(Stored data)

►

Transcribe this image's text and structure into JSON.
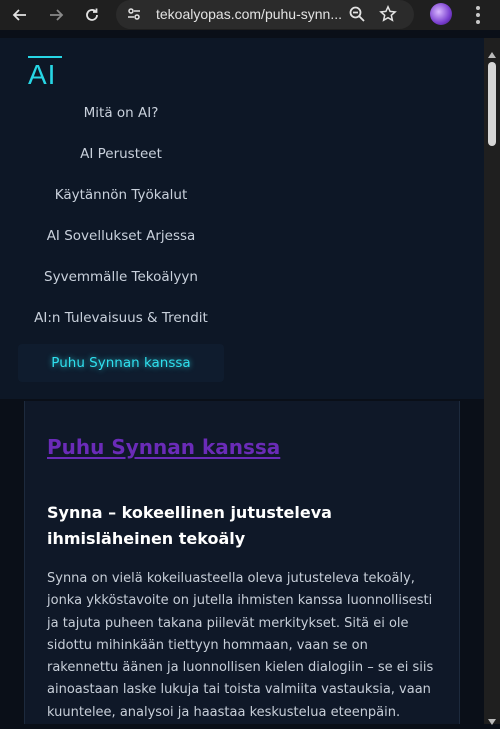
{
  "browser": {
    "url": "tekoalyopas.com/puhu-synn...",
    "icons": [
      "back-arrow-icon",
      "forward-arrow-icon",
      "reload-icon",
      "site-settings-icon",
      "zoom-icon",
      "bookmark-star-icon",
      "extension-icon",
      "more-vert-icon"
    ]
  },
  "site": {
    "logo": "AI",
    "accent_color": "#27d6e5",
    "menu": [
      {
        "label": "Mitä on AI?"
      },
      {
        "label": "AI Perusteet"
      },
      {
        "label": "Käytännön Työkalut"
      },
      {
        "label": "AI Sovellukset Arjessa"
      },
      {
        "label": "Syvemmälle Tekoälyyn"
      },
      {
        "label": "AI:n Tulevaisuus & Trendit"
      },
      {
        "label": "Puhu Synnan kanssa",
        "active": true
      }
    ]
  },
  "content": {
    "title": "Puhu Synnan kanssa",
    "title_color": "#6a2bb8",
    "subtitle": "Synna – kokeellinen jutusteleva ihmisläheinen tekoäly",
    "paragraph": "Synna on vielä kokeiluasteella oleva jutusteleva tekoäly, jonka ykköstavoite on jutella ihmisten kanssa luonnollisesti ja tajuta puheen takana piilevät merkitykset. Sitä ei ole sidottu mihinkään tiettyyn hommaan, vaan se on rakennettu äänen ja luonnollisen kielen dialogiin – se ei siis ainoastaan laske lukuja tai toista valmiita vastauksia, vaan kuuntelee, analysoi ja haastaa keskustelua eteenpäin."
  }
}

◄
►

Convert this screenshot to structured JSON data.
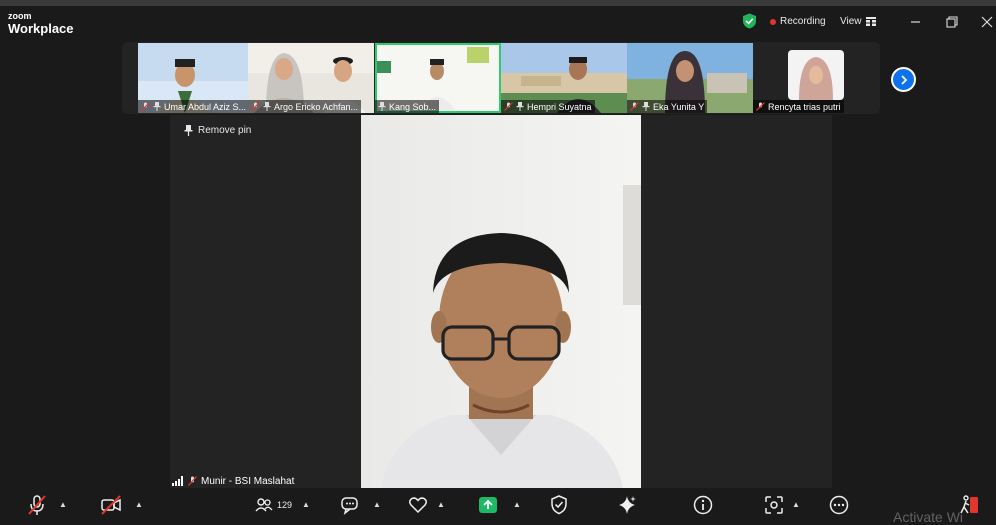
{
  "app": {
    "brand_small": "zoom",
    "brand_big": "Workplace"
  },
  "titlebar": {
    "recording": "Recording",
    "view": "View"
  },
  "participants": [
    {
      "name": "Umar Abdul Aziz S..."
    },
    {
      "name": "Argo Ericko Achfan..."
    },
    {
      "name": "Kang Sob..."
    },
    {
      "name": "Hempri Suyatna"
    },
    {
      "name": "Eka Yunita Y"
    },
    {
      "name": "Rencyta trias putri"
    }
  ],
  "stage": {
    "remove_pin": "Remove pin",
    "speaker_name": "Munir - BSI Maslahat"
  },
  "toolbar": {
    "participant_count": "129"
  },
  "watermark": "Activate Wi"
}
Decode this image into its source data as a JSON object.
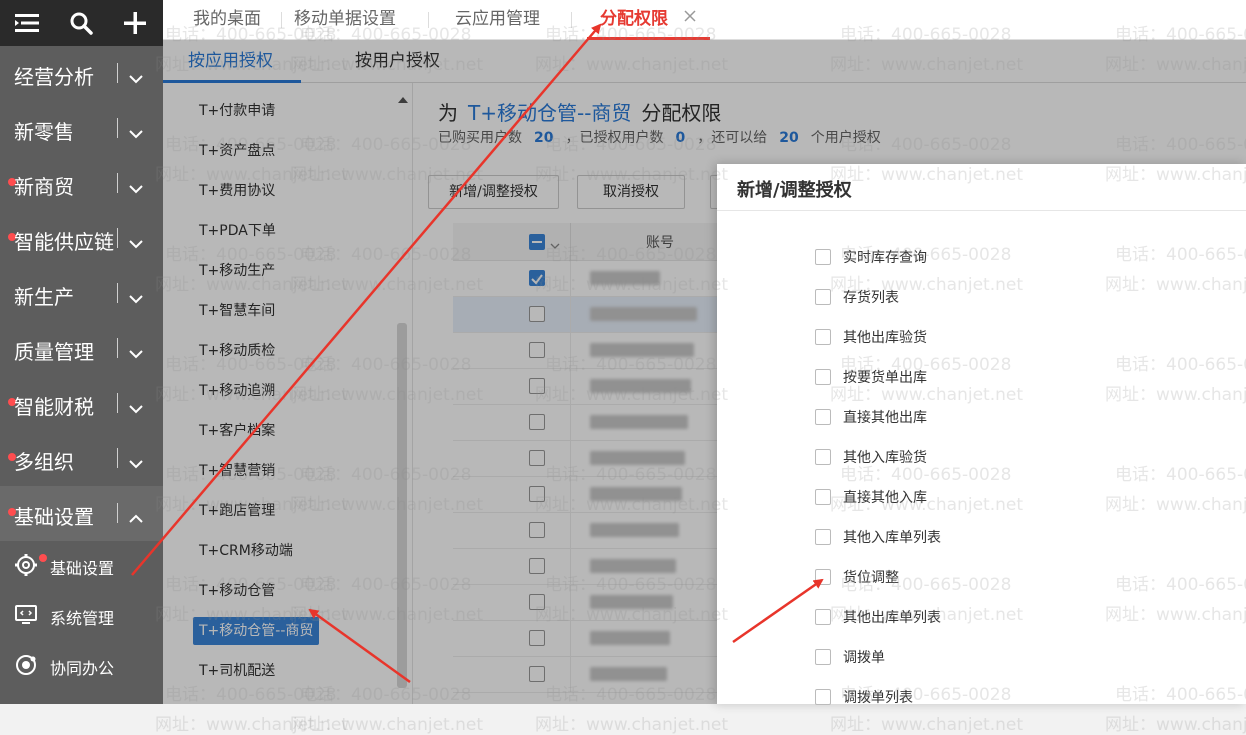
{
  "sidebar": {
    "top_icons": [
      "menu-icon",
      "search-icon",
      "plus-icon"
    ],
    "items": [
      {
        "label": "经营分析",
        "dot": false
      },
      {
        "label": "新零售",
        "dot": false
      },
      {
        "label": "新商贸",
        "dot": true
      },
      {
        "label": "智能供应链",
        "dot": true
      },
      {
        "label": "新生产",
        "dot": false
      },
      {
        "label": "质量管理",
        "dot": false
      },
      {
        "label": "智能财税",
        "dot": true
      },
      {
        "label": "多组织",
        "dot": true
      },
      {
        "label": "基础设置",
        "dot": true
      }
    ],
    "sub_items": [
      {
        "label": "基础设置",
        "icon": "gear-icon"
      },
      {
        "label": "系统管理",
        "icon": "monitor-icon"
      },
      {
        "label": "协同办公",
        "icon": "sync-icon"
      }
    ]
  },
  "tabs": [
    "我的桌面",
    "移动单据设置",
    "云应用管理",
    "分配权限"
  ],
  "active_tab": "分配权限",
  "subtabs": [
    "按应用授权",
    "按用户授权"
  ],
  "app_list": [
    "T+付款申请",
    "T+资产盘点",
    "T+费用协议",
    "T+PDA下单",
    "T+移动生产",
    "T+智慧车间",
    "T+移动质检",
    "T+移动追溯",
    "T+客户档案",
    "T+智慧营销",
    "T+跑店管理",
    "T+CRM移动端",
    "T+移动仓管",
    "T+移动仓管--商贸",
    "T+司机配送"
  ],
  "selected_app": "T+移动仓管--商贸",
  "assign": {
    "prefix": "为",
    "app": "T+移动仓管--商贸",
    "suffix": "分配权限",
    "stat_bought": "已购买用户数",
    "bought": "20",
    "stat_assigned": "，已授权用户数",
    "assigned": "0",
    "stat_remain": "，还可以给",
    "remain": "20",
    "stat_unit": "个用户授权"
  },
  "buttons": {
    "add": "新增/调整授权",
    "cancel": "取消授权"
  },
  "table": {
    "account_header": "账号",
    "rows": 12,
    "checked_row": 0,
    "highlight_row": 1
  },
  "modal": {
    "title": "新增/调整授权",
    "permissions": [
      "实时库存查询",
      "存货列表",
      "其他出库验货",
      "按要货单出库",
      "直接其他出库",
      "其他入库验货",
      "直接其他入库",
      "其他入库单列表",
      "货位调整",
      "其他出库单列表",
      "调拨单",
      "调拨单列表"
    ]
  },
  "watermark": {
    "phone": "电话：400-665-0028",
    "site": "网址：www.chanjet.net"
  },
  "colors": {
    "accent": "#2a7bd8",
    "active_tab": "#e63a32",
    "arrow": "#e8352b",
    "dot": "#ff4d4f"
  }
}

◄

# Problem statement:
What is the number of lines in the data that hold the word "kanssa"? Reply with that number and nothing else.

# Full answer:
3